*DIRECTIONS FOR THIS TASK*:
Pull every line of the entries that has the word "Città".

[START EXTRACTED DATA]

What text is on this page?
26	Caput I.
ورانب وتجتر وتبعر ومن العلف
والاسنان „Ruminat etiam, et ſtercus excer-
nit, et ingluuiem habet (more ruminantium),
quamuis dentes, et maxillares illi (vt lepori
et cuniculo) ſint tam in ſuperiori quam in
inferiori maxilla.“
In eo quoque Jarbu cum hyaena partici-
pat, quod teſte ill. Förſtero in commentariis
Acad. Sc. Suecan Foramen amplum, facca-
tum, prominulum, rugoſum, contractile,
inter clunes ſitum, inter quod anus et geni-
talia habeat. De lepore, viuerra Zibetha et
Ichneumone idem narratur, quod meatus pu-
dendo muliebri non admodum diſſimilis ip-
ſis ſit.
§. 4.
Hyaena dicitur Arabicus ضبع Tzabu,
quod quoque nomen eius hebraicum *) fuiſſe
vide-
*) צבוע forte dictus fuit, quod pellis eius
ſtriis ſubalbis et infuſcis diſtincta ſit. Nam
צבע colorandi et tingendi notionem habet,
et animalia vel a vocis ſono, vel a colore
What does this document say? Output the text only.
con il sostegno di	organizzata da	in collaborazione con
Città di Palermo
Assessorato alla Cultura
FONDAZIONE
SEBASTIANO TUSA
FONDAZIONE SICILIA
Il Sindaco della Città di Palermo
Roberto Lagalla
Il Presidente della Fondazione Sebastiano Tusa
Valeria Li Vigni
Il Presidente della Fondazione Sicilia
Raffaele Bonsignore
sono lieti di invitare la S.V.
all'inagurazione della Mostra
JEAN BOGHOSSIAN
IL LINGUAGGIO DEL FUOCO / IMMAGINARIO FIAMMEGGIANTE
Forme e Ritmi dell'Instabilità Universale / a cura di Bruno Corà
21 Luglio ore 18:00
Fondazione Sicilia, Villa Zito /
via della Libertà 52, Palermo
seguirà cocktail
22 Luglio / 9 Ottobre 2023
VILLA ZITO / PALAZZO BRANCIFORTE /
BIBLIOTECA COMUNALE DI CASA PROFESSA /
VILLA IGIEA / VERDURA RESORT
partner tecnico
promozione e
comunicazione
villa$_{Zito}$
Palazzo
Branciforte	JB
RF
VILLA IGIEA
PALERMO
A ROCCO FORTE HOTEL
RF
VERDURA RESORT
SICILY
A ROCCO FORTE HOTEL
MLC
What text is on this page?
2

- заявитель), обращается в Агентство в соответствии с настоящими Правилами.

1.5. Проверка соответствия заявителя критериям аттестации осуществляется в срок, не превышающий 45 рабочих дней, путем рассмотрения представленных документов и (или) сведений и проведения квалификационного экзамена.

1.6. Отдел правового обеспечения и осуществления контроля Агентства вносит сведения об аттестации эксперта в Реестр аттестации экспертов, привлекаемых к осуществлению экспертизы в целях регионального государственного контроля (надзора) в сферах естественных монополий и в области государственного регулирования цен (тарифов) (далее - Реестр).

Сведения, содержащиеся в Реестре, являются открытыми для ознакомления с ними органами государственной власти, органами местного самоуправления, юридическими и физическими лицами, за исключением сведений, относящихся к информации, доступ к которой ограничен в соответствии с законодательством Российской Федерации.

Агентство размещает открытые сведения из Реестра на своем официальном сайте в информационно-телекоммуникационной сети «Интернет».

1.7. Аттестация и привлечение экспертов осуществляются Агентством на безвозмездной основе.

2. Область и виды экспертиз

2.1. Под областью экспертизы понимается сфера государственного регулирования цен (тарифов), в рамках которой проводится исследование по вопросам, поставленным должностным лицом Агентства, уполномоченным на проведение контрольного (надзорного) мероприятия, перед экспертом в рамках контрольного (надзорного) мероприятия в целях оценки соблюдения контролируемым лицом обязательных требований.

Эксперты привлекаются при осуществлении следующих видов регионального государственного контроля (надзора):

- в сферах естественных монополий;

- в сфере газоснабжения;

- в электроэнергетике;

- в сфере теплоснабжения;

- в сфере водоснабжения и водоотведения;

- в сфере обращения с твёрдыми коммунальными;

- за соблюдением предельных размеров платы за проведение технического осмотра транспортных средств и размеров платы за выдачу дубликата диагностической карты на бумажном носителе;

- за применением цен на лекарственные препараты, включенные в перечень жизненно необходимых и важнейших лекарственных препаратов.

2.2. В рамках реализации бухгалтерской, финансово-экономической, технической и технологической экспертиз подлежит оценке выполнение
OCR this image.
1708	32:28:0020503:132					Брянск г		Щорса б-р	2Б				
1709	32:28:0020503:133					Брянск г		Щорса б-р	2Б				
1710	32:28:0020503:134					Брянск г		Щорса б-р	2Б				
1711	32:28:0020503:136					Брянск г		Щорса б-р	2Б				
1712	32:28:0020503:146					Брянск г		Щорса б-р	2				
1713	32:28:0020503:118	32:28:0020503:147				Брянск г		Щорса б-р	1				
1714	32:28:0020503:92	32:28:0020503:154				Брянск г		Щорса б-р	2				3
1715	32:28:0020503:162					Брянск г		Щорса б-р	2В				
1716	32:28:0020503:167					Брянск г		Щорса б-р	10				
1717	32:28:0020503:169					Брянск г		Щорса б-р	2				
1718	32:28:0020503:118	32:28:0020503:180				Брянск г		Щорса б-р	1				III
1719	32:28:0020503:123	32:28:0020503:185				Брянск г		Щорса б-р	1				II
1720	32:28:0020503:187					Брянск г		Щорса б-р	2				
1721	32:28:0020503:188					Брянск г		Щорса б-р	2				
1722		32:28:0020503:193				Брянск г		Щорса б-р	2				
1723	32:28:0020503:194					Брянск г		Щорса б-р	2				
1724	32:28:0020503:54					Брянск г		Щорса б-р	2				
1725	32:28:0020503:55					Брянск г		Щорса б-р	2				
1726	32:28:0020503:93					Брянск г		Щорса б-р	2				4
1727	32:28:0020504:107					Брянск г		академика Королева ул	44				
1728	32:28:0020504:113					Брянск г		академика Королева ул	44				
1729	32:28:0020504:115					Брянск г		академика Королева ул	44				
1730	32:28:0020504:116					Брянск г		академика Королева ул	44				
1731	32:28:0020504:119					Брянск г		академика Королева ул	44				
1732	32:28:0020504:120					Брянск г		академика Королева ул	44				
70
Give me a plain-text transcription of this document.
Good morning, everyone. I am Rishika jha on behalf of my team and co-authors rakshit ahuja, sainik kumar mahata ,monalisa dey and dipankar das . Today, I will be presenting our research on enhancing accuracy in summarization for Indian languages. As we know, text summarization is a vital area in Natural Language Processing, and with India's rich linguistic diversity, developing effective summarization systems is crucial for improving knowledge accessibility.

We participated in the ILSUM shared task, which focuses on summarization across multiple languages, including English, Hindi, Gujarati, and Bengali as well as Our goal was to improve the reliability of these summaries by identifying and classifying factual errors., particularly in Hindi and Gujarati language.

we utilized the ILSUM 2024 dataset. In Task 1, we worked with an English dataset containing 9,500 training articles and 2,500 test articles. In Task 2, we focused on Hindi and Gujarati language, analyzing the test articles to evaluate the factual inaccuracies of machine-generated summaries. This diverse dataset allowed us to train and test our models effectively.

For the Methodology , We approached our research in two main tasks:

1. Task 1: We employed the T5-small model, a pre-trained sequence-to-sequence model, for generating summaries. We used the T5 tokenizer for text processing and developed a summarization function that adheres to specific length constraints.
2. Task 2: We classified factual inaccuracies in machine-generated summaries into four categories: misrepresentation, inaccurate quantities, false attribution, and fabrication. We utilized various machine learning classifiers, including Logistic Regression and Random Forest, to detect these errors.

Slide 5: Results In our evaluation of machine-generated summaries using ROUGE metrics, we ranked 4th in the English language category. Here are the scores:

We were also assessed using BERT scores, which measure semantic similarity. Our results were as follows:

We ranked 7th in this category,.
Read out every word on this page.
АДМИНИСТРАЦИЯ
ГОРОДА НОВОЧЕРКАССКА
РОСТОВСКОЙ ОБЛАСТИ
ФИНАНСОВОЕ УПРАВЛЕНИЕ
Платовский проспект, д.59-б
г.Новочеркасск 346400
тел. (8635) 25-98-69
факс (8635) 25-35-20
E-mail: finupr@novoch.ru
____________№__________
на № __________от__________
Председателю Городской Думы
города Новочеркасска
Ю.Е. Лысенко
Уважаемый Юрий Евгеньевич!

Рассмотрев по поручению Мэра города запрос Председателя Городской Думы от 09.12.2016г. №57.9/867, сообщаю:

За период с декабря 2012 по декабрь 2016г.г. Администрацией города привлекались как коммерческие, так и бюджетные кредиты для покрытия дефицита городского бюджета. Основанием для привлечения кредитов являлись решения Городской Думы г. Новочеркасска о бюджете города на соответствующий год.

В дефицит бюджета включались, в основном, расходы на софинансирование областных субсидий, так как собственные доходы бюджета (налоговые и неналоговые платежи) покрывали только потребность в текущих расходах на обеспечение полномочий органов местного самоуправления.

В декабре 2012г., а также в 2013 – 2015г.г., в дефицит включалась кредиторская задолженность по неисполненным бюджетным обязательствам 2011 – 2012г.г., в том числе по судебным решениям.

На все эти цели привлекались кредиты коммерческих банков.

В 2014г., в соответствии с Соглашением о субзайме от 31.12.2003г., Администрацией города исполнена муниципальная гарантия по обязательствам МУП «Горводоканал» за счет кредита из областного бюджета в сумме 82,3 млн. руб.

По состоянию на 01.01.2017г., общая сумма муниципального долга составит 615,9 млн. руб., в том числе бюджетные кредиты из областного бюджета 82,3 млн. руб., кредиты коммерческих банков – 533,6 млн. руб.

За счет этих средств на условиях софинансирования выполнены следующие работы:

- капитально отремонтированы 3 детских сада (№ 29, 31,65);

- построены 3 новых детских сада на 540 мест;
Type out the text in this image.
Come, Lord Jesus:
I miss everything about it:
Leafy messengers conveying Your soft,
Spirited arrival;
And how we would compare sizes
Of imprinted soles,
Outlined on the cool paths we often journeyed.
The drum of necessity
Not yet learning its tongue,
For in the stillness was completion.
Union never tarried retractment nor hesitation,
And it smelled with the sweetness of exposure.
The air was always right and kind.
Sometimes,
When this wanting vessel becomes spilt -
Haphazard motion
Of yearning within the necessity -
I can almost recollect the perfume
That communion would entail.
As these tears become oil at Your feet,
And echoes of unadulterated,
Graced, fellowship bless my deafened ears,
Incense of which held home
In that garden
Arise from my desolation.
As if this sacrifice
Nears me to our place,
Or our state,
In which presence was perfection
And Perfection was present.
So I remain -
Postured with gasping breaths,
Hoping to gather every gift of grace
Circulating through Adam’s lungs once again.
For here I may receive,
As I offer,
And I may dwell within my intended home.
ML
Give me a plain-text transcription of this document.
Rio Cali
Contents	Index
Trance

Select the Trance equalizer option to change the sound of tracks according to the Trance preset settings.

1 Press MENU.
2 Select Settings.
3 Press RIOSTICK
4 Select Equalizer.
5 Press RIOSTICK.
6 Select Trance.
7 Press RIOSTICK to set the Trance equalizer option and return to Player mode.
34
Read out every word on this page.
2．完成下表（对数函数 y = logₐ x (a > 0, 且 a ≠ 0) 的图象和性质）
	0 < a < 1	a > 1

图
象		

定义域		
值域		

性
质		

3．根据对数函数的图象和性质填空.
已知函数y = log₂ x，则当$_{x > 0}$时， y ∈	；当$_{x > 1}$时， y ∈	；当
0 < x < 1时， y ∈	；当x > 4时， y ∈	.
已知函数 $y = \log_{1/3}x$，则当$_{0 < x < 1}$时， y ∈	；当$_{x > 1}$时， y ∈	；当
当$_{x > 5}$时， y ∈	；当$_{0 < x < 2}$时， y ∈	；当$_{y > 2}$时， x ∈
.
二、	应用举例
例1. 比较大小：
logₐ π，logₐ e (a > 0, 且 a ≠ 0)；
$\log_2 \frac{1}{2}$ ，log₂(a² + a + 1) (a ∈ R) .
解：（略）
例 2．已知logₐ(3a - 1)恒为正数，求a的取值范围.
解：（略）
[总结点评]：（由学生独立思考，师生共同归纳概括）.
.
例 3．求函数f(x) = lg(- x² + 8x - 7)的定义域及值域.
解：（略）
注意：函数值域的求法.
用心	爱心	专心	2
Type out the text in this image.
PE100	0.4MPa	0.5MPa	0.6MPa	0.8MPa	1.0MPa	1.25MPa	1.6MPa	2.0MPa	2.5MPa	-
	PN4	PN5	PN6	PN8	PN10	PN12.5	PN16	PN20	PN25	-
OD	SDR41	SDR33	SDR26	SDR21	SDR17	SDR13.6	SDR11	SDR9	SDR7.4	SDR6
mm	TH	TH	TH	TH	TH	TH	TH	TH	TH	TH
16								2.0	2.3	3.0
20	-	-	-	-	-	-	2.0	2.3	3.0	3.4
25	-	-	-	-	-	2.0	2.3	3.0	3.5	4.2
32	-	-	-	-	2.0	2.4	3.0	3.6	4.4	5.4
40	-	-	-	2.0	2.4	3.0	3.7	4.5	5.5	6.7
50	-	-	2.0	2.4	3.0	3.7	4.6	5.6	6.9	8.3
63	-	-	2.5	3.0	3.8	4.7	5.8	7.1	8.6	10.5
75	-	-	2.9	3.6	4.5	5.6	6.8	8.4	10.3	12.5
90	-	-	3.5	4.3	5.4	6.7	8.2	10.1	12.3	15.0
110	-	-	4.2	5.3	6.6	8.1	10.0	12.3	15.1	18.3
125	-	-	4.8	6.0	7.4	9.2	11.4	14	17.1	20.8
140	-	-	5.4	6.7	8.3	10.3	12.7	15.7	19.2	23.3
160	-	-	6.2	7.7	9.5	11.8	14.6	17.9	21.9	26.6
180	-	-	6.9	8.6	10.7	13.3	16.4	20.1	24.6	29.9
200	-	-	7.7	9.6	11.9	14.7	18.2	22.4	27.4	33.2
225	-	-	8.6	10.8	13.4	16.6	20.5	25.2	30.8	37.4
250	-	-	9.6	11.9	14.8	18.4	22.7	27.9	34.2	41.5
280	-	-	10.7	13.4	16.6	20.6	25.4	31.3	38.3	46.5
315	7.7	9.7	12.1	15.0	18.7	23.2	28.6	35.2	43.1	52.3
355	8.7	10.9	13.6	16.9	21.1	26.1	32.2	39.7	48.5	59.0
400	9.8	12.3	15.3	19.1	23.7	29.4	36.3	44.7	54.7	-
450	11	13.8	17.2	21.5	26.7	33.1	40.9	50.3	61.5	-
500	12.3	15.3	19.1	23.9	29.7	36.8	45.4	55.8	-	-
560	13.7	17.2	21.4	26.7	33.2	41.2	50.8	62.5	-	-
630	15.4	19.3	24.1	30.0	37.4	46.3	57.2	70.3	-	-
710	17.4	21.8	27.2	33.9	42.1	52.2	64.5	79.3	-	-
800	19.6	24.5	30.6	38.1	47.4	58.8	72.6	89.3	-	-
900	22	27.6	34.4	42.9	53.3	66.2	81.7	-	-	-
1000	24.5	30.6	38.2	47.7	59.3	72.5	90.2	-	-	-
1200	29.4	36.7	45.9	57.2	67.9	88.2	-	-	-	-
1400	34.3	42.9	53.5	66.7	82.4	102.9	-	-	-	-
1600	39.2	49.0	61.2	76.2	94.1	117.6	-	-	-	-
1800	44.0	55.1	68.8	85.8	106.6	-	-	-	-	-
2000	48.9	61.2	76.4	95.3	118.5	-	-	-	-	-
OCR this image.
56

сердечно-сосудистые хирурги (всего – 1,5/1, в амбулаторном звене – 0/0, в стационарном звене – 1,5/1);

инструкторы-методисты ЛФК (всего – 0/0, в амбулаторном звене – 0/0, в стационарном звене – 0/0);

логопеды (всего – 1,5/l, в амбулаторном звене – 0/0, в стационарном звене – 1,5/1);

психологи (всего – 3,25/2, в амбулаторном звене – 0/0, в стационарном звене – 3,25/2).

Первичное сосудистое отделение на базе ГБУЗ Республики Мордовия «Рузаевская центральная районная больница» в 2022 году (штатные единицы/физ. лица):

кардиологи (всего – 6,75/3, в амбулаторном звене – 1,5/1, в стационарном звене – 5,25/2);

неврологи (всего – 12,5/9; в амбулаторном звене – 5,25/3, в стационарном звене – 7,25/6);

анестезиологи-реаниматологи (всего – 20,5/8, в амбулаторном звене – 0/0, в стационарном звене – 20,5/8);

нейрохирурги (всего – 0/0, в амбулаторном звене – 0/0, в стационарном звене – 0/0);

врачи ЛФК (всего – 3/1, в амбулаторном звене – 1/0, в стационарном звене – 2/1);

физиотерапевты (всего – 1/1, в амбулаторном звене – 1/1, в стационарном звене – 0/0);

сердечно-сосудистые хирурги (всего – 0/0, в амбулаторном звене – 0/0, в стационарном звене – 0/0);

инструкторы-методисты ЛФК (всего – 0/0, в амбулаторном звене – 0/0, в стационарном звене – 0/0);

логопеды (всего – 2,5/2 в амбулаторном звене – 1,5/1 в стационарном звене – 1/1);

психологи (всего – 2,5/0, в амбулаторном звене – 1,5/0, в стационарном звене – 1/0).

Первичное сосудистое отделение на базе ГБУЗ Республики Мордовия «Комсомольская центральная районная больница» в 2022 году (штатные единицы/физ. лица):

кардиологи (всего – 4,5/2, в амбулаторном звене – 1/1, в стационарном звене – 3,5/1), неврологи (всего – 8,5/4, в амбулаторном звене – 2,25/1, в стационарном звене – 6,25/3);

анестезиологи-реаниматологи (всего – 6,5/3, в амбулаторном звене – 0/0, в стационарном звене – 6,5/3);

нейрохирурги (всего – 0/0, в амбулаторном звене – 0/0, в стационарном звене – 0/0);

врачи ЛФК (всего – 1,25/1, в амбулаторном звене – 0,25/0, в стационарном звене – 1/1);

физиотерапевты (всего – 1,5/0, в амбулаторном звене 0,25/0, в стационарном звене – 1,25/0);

[END EXTRACTED DATA]

*FINAL RESULT*:
Città di Palermo
Il Sindaco della Città di Palermo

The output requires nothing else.